In the data below, find each line containing the string "points" and return it.

Excerpts from a figure dataset
::::

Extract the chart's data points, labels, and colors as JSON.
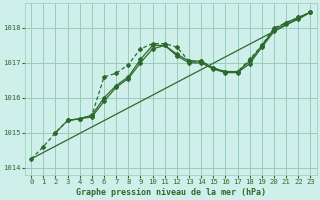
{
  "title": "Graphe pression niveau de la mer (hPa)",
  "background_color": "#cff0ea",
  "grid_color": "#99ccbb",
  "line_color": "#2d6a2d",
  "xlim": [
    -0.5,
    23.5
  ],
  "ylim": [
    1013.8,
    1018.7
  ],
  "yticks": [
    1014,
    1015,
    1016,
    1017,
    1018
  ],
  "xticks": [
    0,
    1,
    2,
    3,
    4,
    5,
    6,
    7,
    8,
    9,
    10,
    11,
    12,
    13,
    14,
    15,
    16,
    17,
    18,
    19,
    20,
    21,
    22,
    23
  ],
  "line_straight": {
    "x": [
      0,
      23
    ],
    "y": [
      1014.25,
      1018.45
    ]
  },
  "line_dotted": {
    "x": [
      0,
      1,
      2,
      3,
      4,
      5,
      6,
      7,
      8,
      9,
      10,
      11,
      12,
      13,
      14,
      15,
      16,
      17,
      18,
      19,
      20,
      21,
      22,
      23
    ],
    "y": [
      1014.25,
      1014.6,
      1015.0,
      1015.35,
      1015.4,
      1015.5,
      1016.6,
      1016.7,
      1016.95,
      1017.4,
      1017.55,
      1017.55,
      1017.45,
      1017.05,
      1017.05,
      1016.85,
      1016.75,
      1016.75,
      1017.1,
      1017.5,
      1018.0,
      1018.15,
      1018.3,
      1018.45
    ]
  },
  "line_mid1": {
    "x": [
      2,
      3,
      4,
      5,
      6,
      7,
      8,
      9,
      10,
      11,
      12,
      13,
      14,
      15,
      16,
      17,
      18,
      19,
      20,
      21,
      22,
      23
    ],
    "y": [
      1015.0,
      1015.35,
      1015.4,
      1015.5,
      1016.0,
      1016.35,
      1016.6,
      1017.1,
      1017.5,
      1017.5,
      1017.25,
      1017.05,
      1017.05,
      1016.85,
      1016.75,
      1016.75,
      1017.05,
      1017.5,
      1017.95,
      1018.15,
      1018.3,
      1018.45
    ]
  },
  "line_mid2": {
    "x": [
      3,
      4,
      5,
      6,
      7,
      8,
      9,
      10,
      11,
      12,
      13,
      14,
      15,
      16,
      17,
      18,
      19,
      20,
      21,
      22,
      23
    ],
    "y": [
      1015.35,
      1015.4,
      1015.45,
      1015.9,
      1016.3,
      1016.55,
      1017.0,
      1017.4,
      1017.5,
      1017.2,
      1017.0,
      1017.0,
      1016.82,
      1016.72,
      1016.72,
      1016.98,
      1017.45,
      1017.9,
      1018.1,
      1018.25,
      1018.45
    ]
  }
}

::::

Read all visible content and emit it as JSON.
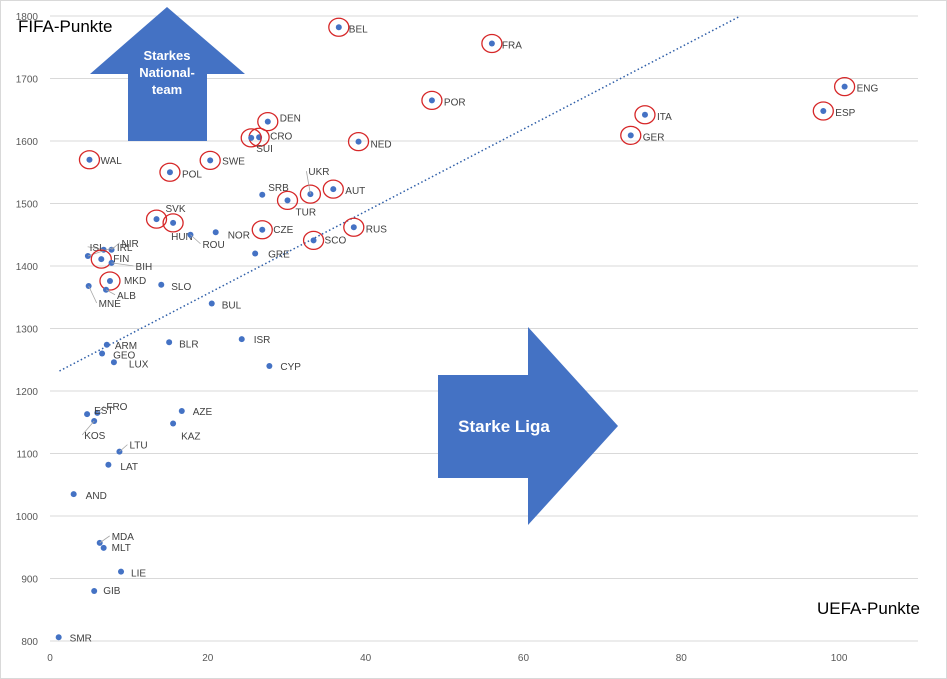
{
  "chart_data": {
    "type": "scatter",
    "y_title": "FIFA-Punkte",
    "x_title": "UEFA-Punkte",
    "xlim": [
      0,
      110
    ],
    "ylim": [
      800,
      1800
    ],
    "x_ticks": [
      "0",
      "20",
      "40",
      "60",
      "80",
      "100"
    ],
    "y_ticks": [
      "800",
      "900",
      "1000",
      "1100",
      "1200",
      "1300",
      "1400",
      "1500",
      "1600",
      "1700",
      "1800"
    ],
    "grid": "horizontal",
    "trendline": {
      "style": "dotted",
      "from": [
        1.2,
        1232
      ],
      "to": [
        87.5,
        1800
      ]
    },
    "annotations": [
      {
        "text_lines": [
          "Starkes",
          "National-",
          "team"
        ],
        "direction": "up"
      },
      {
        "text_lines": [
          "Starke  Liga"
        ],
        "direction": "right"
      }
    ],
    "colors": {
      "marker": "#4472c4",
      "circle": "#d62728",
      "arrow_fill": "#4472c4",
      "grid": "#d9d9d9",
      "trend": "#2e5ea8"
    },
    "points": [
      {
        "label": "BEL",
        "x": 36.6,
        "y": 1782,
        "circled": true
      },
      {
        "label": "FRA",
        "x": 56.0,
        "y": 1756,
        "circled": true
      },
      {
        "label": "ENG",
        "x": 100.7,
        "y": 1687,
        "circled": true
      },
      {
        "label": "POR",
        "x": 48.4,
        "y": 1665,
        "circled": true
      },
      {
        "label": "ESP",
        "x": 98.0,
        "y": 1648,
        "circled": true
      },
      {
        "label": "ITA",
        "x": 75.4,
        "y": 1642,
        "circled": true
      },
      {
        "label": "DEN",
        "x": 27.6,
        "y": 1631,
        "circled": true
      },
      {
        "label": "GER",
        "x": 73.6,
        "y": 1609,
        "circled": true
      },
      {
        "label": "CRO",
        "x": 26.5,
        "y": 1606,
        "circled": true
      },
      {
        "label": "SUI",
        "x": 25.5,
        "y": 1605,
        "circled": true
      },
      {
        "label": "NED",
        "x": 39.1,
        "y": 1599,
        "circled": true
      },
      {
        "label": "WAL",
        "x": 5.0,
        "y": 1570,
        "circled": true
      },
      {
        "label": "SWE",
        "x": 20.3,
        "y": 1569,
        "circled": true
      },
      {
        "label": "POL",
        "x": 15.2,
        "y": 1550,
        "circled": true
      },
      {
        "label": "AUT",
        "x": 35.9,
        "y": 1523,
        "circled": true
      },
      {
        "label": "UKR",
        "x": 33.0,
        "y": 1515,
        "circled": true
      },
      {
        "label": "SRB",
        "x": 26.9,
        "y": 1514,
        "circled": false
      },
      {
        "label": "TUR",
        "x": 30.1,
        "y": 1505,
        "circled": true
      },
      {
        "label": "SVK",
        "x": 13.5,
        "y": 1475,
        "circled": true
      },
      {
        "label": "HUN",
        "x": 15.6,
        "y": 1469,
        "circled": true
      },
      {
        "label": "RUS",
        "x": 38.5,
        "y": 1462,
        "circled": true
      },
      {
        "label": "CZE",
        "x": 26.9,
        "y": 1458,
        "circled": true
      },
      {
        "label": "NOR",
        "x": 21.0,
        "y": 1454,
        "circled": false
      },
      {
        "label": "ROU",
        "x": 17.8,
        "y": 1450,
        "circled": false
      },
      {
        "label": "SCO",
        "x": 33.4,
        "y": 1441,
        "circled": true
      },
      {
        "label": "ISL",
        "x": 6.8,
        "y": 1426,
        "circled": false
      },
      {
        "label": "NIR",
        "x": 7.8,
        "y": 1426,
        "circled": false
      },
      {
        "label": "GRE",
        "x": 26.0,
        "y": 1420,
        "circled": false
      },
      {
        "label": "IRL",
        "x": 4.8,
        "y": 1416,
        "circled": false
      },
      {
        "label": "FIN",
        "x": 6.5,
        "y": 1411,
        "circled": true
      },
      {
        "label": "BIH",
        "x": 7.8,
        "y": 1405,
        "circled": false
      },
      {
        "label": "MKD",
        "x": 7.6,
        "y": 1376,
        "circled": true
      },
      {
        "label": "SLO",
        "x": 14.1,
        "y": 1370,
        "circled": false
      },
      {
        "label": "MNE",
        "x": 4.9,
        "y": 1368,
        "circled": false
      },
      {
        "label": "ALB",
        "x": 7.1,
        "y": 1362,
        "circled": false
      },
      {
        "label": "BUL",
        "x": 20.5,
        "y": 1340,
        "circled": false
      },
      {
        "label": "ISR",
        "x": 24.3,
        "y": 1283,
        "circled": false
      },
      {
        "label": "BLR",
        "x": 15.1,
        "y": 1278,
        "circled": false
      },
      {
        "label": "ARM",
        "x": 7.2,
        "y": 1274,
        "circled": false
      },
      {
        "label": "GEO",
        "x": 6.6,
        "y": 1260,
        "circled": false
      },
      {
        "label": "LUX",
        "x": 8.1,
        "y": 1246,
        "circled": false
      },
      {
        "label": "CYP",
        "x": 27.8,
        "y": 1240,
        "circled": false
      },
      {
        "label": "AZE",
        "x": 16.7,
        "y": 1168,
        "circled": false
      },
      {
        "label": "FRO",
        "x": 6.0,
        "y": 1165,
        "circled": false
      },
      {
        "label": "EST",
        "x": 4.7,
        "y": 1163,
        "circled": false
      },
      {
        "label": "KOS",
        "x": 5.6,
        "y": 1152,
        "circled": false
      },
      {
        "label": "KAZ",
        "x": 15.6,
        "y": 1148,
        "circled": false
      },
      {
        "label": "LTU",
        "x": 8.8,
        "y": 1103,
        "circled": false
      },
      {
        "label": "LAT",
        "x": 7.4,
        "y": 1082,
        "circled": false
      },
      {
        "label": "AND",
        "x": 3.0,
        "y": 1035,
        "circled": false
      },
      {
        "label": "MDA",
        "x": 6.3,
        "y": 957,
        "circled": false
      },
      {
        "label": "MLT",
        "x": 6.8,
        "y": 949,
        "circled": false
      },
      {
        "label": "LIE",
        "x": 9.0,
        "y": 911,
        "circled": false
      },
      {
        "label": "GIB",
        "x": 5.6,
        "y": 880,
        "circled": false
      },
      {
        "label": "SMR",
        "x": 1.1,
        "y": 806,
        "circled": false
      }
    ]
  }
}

::::

* [Finished exercise]:
Extract the chart's data points, labels, and colors as JSON.
    "points": [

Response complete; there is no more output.